**TASK TO CARRY OUT:**
Repeat all of the data precisely.
==== RECORD EXTRACTS
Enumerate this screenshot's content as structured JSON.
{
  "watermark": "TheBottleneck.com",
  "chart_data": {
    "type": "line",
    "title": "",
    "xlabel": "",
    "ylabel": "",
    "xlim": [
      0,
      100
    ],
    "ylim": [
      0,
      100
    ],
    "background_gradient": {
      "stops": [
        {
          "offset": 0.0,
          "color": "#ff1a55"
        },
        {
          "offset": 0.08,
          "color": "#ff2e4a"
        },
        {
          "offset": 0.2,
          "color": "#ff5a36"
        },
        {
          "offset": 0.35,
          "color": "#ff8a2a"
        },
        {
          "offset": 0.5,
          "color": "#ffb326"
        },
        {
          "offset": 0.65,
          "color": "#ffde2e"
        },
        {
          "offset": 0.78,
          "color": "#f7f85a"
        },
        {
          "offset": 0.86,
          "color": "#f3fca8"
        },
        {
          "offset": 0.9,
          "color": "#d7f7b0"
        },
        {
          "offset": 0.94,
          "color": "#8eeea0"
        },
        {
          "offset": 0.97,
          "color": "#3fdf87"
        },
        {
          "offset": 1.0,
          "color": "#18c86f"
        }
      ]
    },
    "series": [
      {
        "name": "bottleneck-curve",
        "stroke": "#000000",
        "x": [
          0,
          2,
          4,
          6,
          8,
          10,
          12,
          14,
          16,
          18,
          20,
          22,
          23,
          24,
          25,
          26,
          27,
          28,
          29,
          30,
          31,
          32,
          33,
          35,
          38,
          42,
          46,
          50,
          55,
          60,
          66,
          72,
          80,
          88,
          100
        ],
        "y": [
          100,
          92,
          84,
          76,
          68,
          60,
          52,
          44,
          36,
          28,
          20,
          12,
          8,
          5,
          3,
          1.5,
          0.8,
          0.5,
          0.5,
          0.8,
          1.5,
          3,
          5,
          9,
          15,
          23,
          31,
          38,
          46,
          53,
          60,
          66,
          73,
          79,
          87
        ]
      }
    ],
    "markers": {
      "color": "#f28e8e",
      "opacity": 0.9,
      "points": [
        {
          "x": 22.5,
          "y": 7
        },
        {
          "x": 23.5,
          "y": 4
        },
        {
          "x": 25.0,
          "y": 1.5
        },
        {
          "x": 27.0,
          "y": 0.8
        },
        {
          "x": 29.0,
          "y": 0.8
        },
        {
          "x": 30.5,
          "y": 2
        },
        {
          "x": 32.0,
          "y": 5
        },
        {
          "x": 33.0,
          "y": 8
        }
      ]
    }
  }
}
========
**SOLUTION TO THE PROBLEM:**
Enumerate this screenshot's content as structured JSON.
{
  "watermark": "TheBottleneck.com",
  "chart_data": {
    "type": "line",
    "title": "",
    "xlabel": "",
    "ylabel": "",
    "xlim": [
      0,
      100
    ],
    "ylim": [
      0,
      100
    ],
    "background_gradient": {
      "stops": [
        {
          "offset": 0.0,
          "color": "#ff1a55"
        },
        {
          "offset": 0.08,
          "color": "#ff2e4a"
        },
        {
          "offset": 0.2,
          "color": "#ff5a36"
        },
        {
          "offset": 0.35,
          "color": "#ff8a2a"
        },
        {
          "offset": 0.5,
          "color": "#ffb326"
        },
        {
          "offset": 0.65,
          "color": "#ffde2e"
        },
        {
          "offset": 0.78,
          "color": "#f7f85a"
        },
        {
          "offset": 0.86,
          "color": "#f3fca8"
        },
        {
          "offset": 0.9,
          "color": "#d7f7b0"
        },
        {
          "offset": 0.94,
          "color": "#8eeea0"
        },
        {
          "offset": 0.97,
          "color": "#3fdf87"
        },
        {
          "offset": 1.0,
          "color": "#18c86f"
        }
      ]
    },
    "series": [
      {
        "name": "bottleneck-curve",
        "stroke": "#000000",
        "x": [
          0,
          2,
          4,
          6,
          8,
          10,
          12,
          14,
          16,
          18,
          20,
          22,
          23,
          24,
          25,
          26,
          27,
          28,
          29,
          30,
          31,
          32,
          33,
          35,
          38,
          42,
          46,
          50,
          55,
          60,
          66,
          72,
          80,
          88,
          100
        ],
        "y": [
          100,
          92,
          84,
          76,
          68,
          60,
          52,
          44,
          36,
          28,
          20,
          12,
          8,
          5,
          3,
          1.5,
          0.8,
          0.5,
          0.5,
          0.8,
          1.5,
          3,
          5,
          9,
          15,
          23,
          31,
          38,
          46,
          53,
          60,
          66,
          73,
          79,
          87
        ]
      }
    ],
    "markers": {
      "color": "#f28e8e",
      "opacity": 0.9,
      "points": [
        {
          "x": 22.5,
          "y": 7
        },
        {
          "x": 23.5,
          "y": 4
        },
        {
          "x": 25.0,
          "y": 1.5
        },
        {
          "x": 27.0,
          "y": 0.8
        },
        {
          "x": 29.0,
          "y": 0.8
        },
        {
          "x": 30.5,
          "y": 2
        },
        {
          "x": 32.0,
          "y": 5
        },
        {
          "x": 33.0,
          "y": 8
        }
      ]
    }
  }
}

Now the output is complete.